+++ INPUT FOR THIS TASK +++
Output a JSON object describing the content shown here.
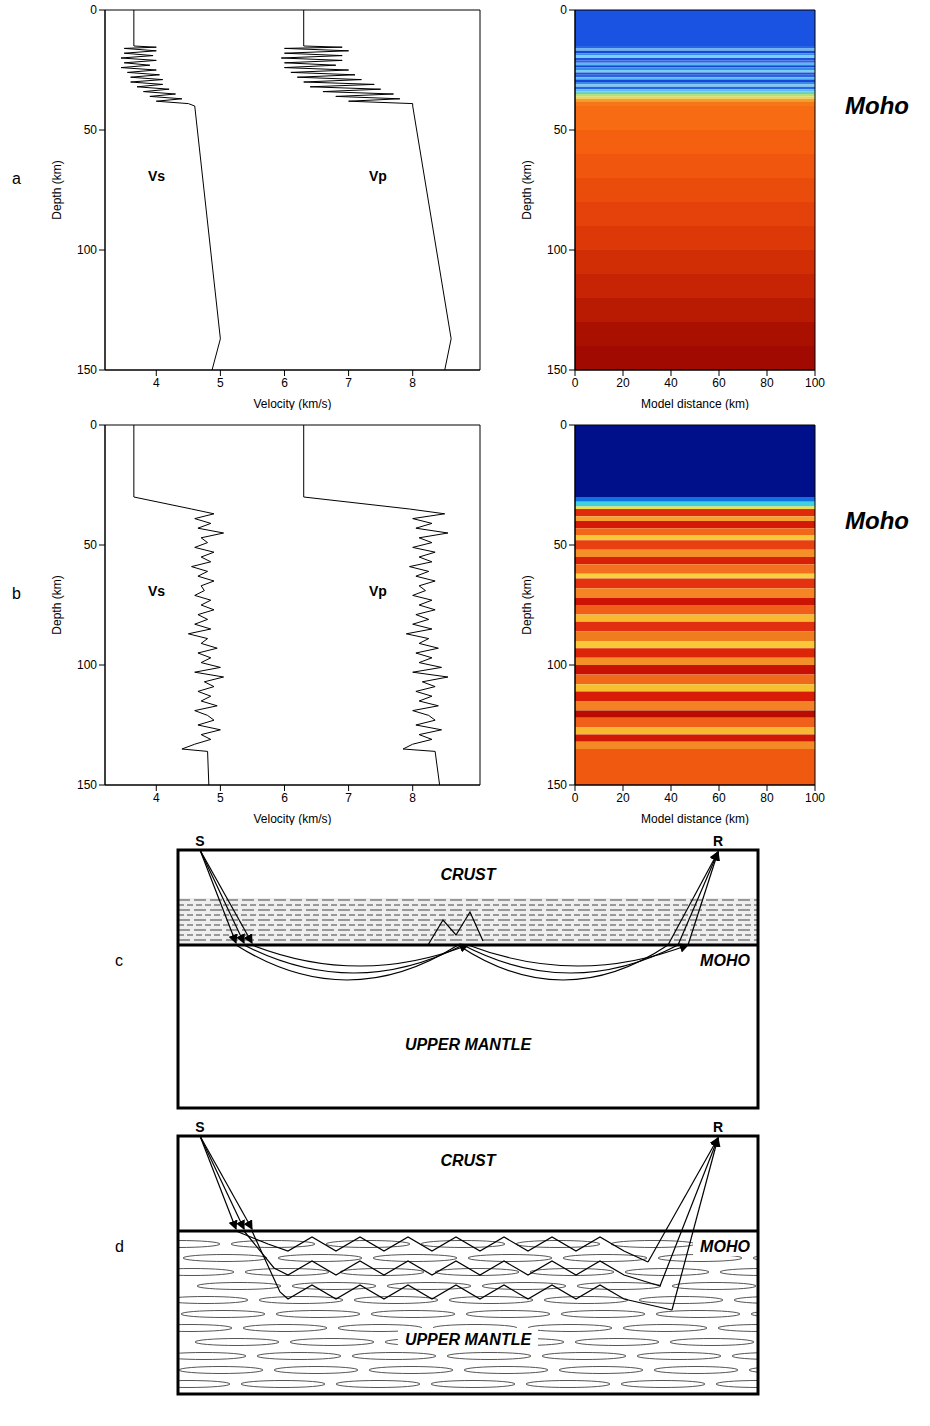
{
  "chart_data": [
    {
      "panel": "a",
      "type": "line",
      "xlabel": "Velocity (km/s)",
      "ylabel": "Depth (km)",
      "xlim": [
        3.2,
        9.05
      ],
      "xticks": [
        4,
        5,
        6,
        7,
        8
      ],
      "ylim": [
        0,
        150
      ],
      "yticks": [
        0,
        50,
        100,
        150
      ],
      "series": [
        {
          "name": "Vs",
          "color": "#000000",
          "x": [
            3.65,
            3.65,
            4.0,
            3.5,
            4.0,
            3.5,
            3.95,
            3.45,
            4.0,
            3.5,
            3.9,
            3.45,
            4.0,
            3.55,
            4.05,
            3.6,
            4.1,
            3.6,
            4.1,
            3.7,
            4.2,
            3.8,
            4.3,
            3.9,
            4.4,
            4.0,
            4.5,
            4.6,
            5.0,
            4.87
          ],
          "y": [
            0,
            15,
            15.5,
            16,
            17,
            18,
            19,
            20,
            21,
            22,
            23,
            24,
            25,
            26,
            27,
            28,
            29,
            30,
            31,
            32,
            33,
            34,
            35,
            36,
            37,
            38,
            39,
            40,
            137,
            150
          ]
        },
        {
          "name": "Vp",
          "color": "#000000",
          "x": [
            6.3,
            6.3,
            6.9,
            6.0,
            7.0,
            6.0,
            6.9,
            5.95,
            6.9,
            6.0,
            6.8,
            6.0,
            7.0,
            6.1,
            7.1,
            6.2,
            7.2,
            6.3,
            7.4,
            6.4,
            7.5,
            6.6,
            7.7,
            6.8,
            7.8,
            7.0,
            8.0,
            8.0,
            8.6,
            8.5
          ],
          "y": [
            0,
            15,
            15.5,
            16,
            17,
            18,
            19,
            20,
            21,
            22,
            23,
            24,
            25,
            26,
            27,
            28,
            29,
            30,
            31,
            32,
            33,
            34,
            35,
            36,
            37,
            38,
            39,
            40,
            137,
            150
          ]
        }
      ]
    },
    {
      "panel": "a",
      "type": "image",
      "xlabel": "Model distance (km)",
      "ylabel": "Depth (km)",
      "xlim": [
        0,
        100
      ],
      "xticks": [
        0,
        20,
        40,
        60,
        80,
        100
      ],
      "ylim": [
        0,
        150
      ],
      "yticks": [
        0,
        50,
        100,
        150
      ],
      "annotation": "Moho",
      "layers": [
        {
          "from": 0,
          "to": 15,
          "color": "#1a52e2"
        },
        {
          "from": 15,
          "to": 16,
          "color": "#2a64e6"
        },
        {
          "from": 16,
          "to": 17,
          "color": "#5cb8f0"
        },
        {
          "from": 17,
          "to": 18,
          "color": "#1846d8"
        },
        {
          "from": 18,
          "to": 19,
          "color": "#3c8ae8"
        },
        {
          "from": 19,
          "to": 20,
          "color": "#78d0f0"
        },
        {
          "from": 20,
          "to": 21,
          "color": "#2050dc"
        },
        {
          "from": 21,
          "to": 22,
          "color": "#2a64e6"
        },
        {
          "from": 22,
          "to": 23,
          "color": "#5cb8f0"
        },
        {
          "from": 23,
          "to": 24,
          "color": "#1846d8"
        },
        {
          "from": 24,
          "to": 25,
          "color": "#3c8ae8"
        },
        {
          "from": 25,
          "to": 26,
          "color": "#78d0f0"
        },
        {
          "from": 26,
          "to": 27,
          "color": "#2050dc"
        },
        {
          "from": 27,
          "to": 28,
          "color": "#2a64e6"
        },
        {
          "from": 28,
          "to": 29,
          "color": "#5cb8f0"
        },
        {
          "from": 29,
          "to": 30,
          "color": "#1846d8"
        },
        {
          "from": 30,
          "to": 31,
          "color": "#3c8ae8"
        },
        {
          "from": 31,
          "to": 32,
          "color": "#78d0f0"
        },
        {
          "from": 32,
          "to": 33,
          "color": "#2a64e6"
        },
        {
          "from": 33,
          "to": 34,
          "color": "#5cb8f0"
        },
        {
          "from": 34,
          "to": 35,
          "color": "#70d0c0"
        },
        {
          "from": 35,
          "to": 36,
          "color": "#b0e080"
        },
        {
          "from": 36,
          "to": 37,
          "color": "#e8d848"
        },
        {
          "from": 37,
          "to": 38,
          "color": "#f4a030"
        },
        {
          "from": 38,
          "to": 40,
          "color": "#f47818"
        },
        {
          "from": 40,
          "to": 50,
          "color": "#f76b12"
        },
        {
          "from": 50,
          "to": 60,
          "color": "#f46010"
        },
        {
          "from": 60,
          "to": 70,
          "color": "#f0560e"
        },
        {
          "from": 70,
          "to": 80,
          "color": "#ea4c0c"
        },
        {
          "from": 80,
          "to": 90,
          "color": "#e4420a"
        },
        {
          "from": 90,
          "to": 100,
          "color": "#dc3808"
        },
        {
          "from": 100,
          "to": 110,
          "color": "#d22e06"
        },
        {
          "from": 110,
          "to": 120,
          "color": "#c62404"
        },
        {
          "from": 120,
          "to": 130,
          "color": "#b81a02"
        },
        {
          "from": 130,
          "to": 140,
          "color": "#aa1000"
        },
        {
          "from": 140,
          "to": 150,
          "color": "#a00a00"
        }
      ]
    },
    {
      "panel": "b",
      "type": "line",
      "xlabel": "Velocity (km/s)",
      "ylabel": "Depth (km)",
      "xlim": [
        3.2,
        9.05
      ],
      "xticks": [
        4,
        5,
        6,
        7,
        8
      ],
      "ylim": [
        0,
        150
      ],
      "yticks": [
        0,
        50,
        100,
        150
      ],
      "series": [
        {
          "name": "Vs",
          "color": "#000000",
          "x": [
            3.65,
            3.65,
            4.55,
            4.9,
            4.6,
            4.85,
            4.65,
            5.05,
            4.7,
            4.8,
            4.6,
            4.9,
            4.7,
            4.85,
            4.55,
            4.8,
            4.65,
            4.9,
            4.7,
            4.75,
            4.6,
            4.85,
            4.7,
            4.9,
            4.65,
            4.8,
            4.6,
            4.85,
            4.5,
            4.8,
            4.7,
            4.95,
            4.65,
            4.85,
            4.7,
            5.0,
            4.6,
            5.05,
            4.75,
            4.9,
            4.65,
            4.85,
            4.7,
            4.95,
            4.6,
            4.8,
            4.9,
            4.65,
            5.0,
            4.7,
            4.85,
            4.6,
            4.4,
            4.8,
            4.82
          ],
          "y": [
            0,
            30,
            35,
            37,
            39,
            41,
            43,
            45,
            47,
            49,
            51,
            53,
            55,
            57,
            59,
            61,
            63,
            65,
            67,
            69,
            71,
            73,
            75,
            77,
            79,
            81,
            83,
            85,
            87,
            89,
            91,
            93,
            95,
            97,
            99,
            101,
            103,
            105,
            107,
            109,
            111,
            113,
            115,
            117,
            119,
            121,
            123,
            125,
            127,
            129,
            131,
            133,
            135,
            136,
            150
          ]
        },
        {
          "name": "Vp",
          "color": "#000000",
          "x": [
            6.3,
            6.3,
            7.95,
            8.5,
            8.0,
            8.3,
            8.05,
            8.55,
            8.1,
            8.3,
            8.0,
            8.35,
            8.1,
            8.3,
            7.95,
            8.25,
            8.05,
            8.35,
            8.1,
            8.2,
            8.0,
            8.3,
            8.1,
            8.35,
            8.05,
            8.25,
            8.0,
            8.3,
            7.9,
            8.25,
            8.1,
            8.4,
            8.05,
            8.3,
            8.1,
            8.45,
            8.0,
            8.55,
            8.15,
            8.35,
            8.05,
            8.3,
            8.1,
            8.4,
            8.0,
            8.25,
            8.35,
            8.05,
            8.45,
            8.1,
            8.3,
            8.0,
            7.85,
            8.35,
            8.42
          ],
          "y": [
            0,
            30,
            35,
            37,
            39,
            41,
            43,
            45,
            47,
            49,
            51,
            53,
            55,
            57,
            59,
            61,
            63,
            65,
            67,
            69,
            71,
            73,
            75,
            77,
            79,
            81,
            83,
            85,
            87,
            89,
            91,
            93,
            95,
            97,
            99,
            101,
            103,
            105,
            107,
            109,
            111,
            113,
            115,
            117,
            119,
            121,
            123,
            125,
            127,
            129,
            131,
            133,
            135,
            136,
            150
          ]
        }
      ]
    },
    {
      "panel": "b",
      "type": "image",
      "xlabel": "Model distance (km)",
      "ylabel": "Depth (km)",
      "xlim": [
        0,
        100
      ],
      "xticks": [
        0,
        20,
        40,
        60,
        80,
        100
      ],
      "ylim": [
        0,
        150
      ],
      "yticks": [
        0,
        50,
        100,
        150
      ],
      "annotation": "Moho",
      "layers": [
        {
          "from": 0,
          "to": 30,
          "color": "#00108a"
        },
        {
          "from": 30,
          "to": 32,
          "color": "#1070e0"
        },
        {
          "from": 32,
          "to": 34,
          "color": "#40d0e0"
        },
        {
          "from": 34,
          "to": 35,
          "color": "#f0e040"
        },
        {
          "from": 35,
          "to": 38,
          "color": "#e02a0c"
        },
        {
          "from": 38,
          "to": 40,
          "color": "#f7a030"
        },
        {
          "from": 40,
          "to": 43,
          "color": "#d41a06"
        },
        {
          "from": 43,
          "to": 46,
          "color": "#f06818"
        },
        {
          "from": 46,
          "to": 48,
          "color": "#f8c838"
        },
        {
          "from": 48,
          "to": 52,
          "color": "#e84010"
        },
        {
          "from": 52,
          "to": 55,
          "color": "#f59028"
        },
        {
          "from": 55,
          "to": 58,
          "color": "#d82008"
        },
        {
          "from": 58,
          "to": 62,
          "color": "#f27020"
        },
        {
          "from": 62,
          "to": 64,
          "color": "#f8d040"
        },
        {
          "from": 64,
          "to": 68,
          "color": "#e43210"
        },
        {
          "from": 68,
          "to": 72,
          "color": "#f48424"
        },
        {
          "from": 72,
          "to": 75,
          "color": "#cc1404"
        },
        {
          "from": 75,
          "to": 79,
          "color": "#f06018"
        },
        {
          "from": 79,
          "to": 82,
          "color": "#f8b830"
        },
        {
          "from": 82,
          "to": 86,
          "color": "#e03010"
        },
        {
          "from": 86,
          "to": 90,
          "color": "#f07c20"
        },
        {
          "from": 90,
          "to": 93,
          "color": "#f8c838"
        },
        {
          "from": 93,
          "to": 97,
          "color": "#dc2408"
        },
        {
          "from": 97,
          "to": 100,
          "color": "#f49028"
        },
        {
          "from": 100,
          "to": 104,
          "color": "#c81004"
        },
        {
          "from": 104,
          "to": 108,
          "color": "#f06a1c"
        },
        {
          "from": 108,
          "to": 111,
          "color": "#f8c030"
        },
        {
          "from": 111,
          "to": 115,
          "color": "#d81c08"
        },
        {
          "from": 115,
          "to": 119,
          "color": "#f28224"
        },
        {
          "from": 119,
          "to": 122,
          "color": "#b80c02"
        },
        {
          "from": 122,
          "to": 126,
          "color": "#f06018"
        },
        {
          "from": 126,
          "to": 129,
          "color": "#f8b830"
        },
        {
          "from": 129,
          "to": 132,
          "color": "#d01806"
        },
        {
          "from": 132,
          "to": 135,
          "color": "#f48a26"
        },
        {
          "from": 135,
          "to": 150,
          "color": "#f05a10"
        }
      ]
    }
  ],
  "diagrams": [
    {
      "panel": "c",
      "kind": "laminated crust",
      "source": "S",
      "receiver": "R",
      "top": "CRUST",
      "interface": "MOHO",
      "bottom": "UPPER MANTLE"
    },
    {
      "panel": "d",
      "kind": "heterogeneous mantle",
      "source": "S",
      "receiver": "R",
      "top": "CRUST",
      "interface": "MOHO",
      "bottom": "UPPER MANTLE"
    }
  ]
}
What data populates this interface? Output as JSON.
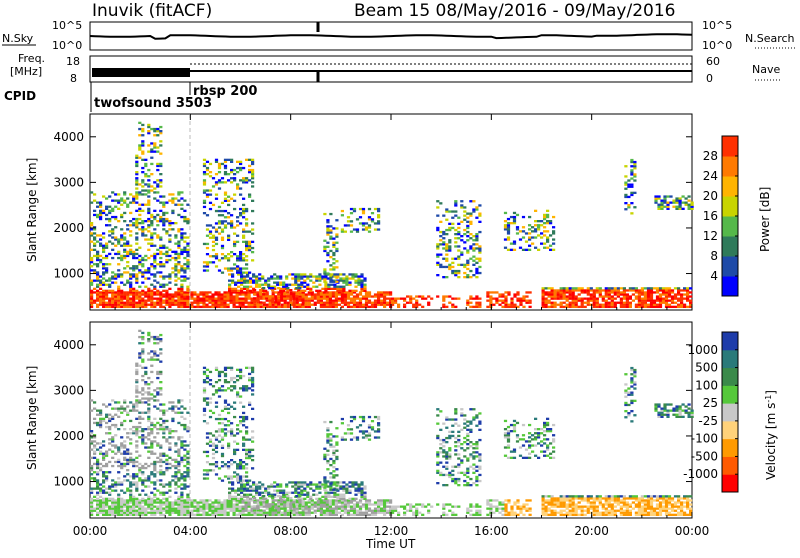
+++
**WHAT IS REQUIRED:** State how many lines of the records hold the string "Output", and nothing else.

**EXPECTED ANSWER:** 2